*SUPPLIED MATERIAL*:
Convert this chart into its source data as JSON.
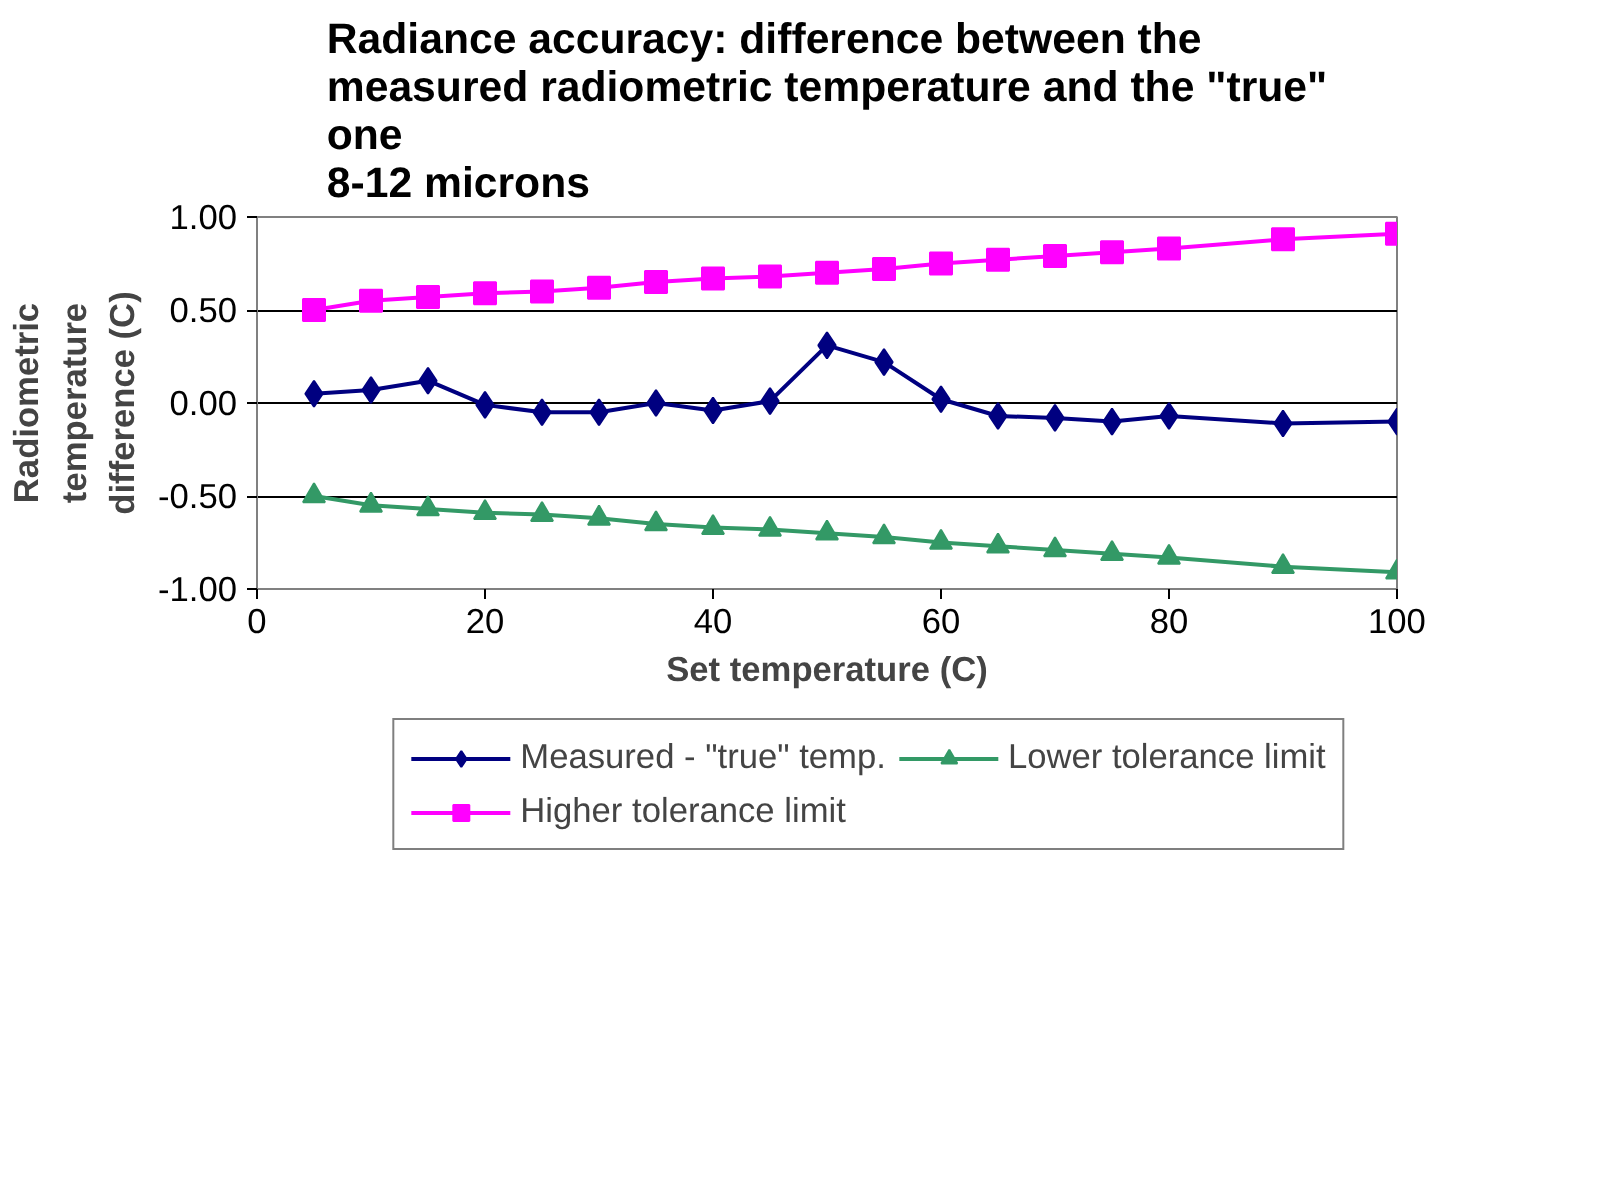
{
  "chart_data": {
    "type": "line",
    "title": "Radiance accuracy: difference between the\nmeasured radiometric temperature and the \"true\"\none\n8-12 microns",
    "xlabel": "Set temperature (C)",
    "ylabel": "Radiometric\ntemperature\ndifference (C)",
    "x": [
      5,
      10,
      15,
      20,
      25,
      30,
      35,
      40,
      45,
      50,
      55,
      60,
      65,
      70,
      75,
      80,
      90,
      100
    ],
    "xlim": [
      0,
      100
    ],
    "xticks": [
      0,
      20,
      40,
      60,
      80,
      100
    ],
    "ylim": [
      -1,
      1
    ],
    "yticks": [
      {
        "value": -1,
        "label": "-1.00"
      },
      {
        "value": -0.5,
        "label": "-0.50"
      },
      {
        "value": 0,
        "label": "0.00"
      },
      {
        "value": 0.5,
        "label": "0.50"
      },
      {
        "value": 1,
        "label": "1.00"
      }
    ],
    "grid": "y",
    "legend": "bottom",
    "series": [
      {
        "name": "Measured - \"true\" temp.",
        "color": "#000080",
        "marker": "diamond",
        "values": [
          0.05,
          0.07,
          0.12,
          -0.01,
          -0.05,
          -0.05,
          0.0,
          -0.04,
          0.01,
          0.31,
          0.22,
          0.02,
          -0.07,
          -0.08,
          -0.1,
          -0.07,
          -0.11,
          -0.1
        ]
      },
      {
        "name": "Lower tolerance limit",
        "color": "#339966",
        "marker": "triangle",
        "values": [
          -0.5,
          -0.55,
          -0.57,
          -0.59,
          -0.6,
          -0.62,
          -0.65,
          -0.67,
          -0.68,
          -0.7,
          -0.72,
          -0.75,
          -0.77,
          -0.79,
          -0.81,
          -0.83,
          -0.88,
          -0.91
        ]
      },
      {
        "name": "Higher tolerance limit",
        "color": "#ff00ff",
        "marker": "square",
        "values": [
          0.5,
          0.55,
          0.57,
          0.59,
          0.6,
          0.62,
          0.65,
          0.67,
          0.68,
          0.7,
          0.72,
          0.75,
          0.77,
          0.79,
          0.81,
          0.83,
          0.88,
          0.91
        ]
      }
    ]
  }
}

*WHAT IS BEING ASKED*:
Copy, from the material, each line that holds the string "limit".

*FULL ANSWER*:
        "name": "Lower tolerance limit",
        "name": "Higher tolerance limit",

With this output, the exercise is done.